##### EXERCISE INPUTS
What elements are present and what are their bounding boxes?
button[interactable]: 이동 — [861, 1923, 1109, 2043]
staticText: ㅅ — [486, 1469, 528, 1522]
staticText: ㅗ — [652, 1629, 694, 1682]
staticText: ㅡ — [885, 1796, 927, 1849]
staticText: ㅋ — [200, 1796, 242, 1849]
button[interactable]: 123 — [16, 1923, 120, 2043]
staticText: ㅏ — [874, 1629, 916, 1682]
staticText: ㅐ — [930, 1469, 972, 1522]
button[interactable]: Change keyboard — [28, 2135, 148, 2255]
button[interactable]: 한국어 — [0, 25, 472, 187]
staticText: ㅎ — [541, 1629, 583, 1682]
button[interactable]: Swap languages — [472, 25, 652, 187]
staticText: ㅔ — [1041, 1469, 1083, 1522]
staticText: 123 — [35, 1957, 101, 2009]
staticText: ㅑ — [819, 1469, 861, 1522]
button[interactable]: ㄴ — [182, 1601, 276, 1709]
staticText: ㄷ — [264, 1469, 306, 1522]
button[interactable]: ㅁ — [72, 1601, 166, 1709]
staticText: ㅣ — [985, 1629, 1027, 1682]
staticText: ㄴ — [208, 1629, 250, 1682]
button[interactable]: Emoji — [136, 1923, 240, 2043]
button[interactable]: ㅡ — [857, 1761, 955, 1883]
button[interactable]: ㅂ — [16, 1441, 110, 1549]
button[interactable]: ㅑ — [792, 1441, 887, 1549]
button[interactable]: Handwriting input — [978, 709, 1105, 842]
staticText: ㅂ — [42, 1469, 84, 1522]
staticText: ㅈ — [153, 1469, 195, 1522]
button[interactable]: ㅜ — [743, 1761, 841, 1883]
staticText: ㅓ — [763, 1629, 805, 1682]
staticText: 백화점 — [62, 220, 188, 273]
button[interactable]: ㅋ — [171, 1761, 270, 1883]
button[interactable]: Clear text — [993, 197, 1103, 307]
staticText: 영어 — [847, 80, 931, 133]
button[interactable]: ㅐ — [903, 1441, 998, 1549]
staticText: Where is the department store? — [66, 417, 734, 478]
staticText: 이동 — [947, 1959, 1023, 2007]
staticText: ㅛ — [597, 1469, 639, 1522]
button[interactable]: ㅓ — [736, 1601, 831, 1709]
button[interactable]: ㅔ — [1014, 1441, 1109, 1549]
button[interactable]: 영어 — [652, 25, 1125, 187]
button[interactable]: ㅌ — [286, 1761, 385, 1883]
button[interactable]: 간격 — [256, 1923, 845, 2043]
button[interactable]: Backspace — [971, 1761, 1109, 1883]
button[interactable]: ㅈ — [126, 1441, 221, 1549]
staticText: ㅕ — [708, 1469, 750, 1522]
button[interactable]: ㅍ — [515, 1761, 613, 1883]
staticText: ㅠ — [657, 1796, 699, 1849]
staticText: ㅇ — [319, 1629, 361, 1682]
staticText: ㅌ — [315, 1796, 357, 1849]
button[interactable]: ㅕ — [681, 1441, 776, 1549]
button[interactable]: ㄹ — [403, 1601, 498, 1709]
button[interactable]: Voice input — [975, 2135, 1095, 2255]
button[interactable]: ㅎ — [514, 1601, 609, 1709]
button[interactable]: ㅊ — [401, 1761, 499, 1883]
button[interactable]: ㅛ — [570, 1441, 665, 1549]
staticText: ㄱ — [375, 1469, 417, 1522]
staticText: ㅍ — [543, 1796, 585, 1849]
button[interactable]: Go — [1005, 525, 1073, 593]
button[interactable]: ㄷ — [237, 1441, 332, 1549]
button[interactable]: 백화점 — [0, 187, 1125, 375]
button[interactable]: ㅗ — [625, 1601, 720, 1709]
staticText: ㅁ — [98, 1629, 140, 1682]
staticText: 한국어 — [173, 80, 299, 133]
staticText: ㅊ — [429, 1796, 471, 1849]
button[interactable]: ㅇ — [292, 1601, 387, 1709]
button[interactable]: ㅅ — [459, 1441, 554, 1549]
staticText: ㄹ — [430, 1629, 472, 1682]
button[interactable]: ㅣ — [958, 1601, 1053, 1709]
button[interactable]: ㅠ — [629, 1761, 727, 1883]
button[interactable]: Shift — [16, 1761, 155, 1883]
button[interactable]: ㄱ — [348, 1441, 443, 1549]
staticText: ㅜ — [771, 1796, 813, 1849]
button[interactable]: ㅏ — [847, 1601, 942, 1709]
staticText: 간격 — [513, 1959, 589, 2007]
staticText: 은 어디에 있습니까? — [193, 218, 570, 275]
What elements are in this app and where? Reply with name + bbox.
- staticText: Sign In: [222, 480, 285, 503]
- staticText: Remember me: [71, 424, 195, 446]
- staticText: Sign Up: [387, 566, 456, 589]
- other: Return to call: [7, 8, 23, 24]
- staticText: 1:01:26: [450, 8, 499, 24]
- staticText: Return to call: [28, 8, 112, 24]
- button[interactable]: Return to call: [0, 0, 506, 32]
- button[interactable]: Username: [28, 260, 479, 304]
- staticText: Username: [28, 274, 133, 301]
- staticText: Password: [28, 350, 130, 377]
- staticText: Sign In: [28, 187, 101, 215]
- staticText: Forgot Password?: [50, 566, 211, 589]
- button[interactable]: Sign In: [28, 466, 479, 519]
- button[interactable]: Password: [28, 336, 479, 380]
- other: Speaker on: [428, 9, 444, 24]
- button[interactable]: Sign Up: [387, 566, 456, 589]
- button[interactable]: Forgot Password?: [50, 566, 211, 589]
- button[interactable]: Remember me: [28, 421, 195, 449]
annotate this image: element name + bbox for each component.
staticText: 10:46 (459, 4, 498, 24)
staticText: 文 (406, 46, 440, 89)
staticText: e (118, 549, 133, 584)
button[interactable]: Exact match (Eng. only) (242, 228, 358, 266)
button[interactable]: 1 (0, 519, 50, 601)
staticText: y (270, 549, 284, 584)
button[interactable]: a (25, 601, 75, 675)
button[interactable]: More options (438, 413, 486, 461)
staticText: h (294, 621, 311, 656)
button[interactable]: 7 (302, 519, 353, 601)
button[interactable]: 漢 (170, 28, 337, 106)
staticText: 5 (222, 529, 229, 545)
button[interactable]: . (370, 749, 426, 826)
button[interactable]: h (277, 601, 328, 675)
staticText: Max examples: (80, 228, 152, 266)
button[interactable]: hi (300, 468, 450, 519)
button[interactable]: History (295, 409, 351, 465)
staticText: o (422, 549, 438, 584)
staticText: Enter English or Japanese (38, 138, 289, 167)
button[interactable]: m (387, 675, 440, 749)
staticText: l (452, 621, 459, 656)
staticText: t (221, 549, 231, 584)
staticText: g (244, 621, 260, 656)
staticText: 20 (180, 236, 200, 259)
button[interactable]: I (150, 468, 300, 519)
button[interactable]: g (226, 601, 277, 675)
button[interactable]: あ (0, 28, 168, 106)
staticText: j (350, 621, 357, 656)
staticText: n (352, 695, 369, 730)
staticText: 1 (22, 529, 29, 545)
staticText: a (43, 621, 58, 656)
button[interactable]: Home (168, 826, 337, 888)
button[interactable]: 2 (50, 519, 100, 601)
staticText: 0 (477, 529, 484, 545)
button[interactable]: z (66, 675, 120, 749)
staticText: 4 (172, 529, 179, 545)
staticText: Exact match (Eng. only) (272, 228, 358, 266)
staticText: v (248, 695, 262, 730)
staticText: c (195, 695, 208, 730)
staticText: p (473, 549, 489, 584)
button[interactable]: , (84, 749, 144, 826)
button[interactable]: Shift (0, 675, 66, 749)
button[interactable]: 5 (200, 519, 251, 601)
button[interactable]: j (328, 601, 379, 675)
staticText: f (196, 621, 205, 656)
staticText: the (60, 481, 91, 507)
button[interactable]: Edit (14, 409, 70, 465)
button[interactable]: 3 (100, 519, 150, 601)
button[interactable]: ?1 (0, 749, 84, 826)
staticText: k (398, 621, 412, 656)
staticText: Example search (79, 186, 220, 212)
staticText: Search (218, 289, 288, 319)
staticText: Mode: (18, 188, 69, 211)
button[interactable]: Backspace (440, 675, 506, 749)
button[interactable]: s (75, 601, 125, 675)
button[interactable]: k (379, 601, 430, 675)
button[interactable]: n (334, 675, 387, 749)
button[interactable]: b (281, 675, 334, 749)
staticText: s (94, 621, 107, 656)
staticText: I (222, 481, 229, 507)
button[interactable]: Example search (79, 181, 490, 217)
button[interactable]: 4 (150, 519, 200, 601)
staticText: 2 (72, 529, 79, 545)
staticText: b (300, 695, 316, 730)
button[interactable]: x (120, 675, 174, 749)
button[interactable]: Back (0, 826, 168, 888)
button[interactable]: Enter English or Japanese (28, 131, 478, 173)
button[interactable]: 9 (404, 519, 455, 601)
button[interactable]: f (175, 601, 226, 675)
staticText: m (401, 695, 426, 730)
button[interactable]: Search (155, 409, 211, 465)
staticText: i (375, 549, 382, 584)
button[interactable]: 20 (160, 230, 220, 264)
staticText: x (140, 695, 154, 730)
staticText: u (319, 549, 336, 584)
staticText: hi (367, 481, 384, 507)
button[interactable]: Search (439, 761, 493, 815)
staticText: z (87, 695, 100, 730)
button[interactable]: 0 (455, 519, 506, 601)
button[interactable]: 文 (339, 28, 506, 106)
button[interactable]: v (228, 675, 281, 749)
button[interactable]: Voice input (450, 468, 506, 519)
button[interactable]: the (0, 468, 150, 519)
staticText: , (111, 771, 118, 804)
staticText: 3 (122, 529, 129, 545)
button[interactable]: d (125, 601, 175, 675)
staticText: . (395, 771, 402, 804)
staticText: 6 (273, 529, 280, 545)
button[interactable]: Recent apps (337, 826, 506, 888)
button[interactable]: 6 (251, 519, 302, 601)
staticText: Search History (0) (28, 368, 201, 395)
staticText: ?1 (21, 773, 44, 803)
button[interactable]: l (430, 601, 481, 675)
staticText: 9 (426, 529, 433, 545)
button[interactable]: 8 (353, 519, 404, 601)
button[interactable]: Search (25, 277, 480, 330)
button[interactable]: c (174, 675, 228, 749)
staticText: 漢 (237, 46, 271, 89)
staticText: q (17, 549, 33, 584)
##########
• [WHAT TO DO]:
Reproduce the records word for word, starting from their first line and ending with the line that contains "staticText: ㅔ — [1041, 1469, 1083, 1522]".

• [ANSWER FOR THE TASK]:
What elements are present and what are their bounding boxes?
button[interactable]: 이동 — [861, 1923, 1109, 2043]
staticText: ㅅ — [486, 1469, 528, 1522]
staticText: ㅗ — [652, 1629, 694, 1682]
staticText: ㅡ — [885, 1796, 927, 1849]
staticText: ㅋ — [200, 1796, 242, 1849]
button[interactable]: 123 — [16, 1923, 120, 2043]
staticText: ㅏ — [874, 1629, 916, 1682]
staticText: ㅐ — [930, 1469, 972, 1522]
button[interactable]: Change keyboard — [28, 2135, 148, 2255]
button[interactable]: 한국어 — [0, 25, 472, 187]
staticText: ㅎ — [541, 1629, 583, 1682]
button[interactable]: Swap languages — [472, 25, 652, 187]
staticText: ㅔ — [1041, 1469, 1083, 1522]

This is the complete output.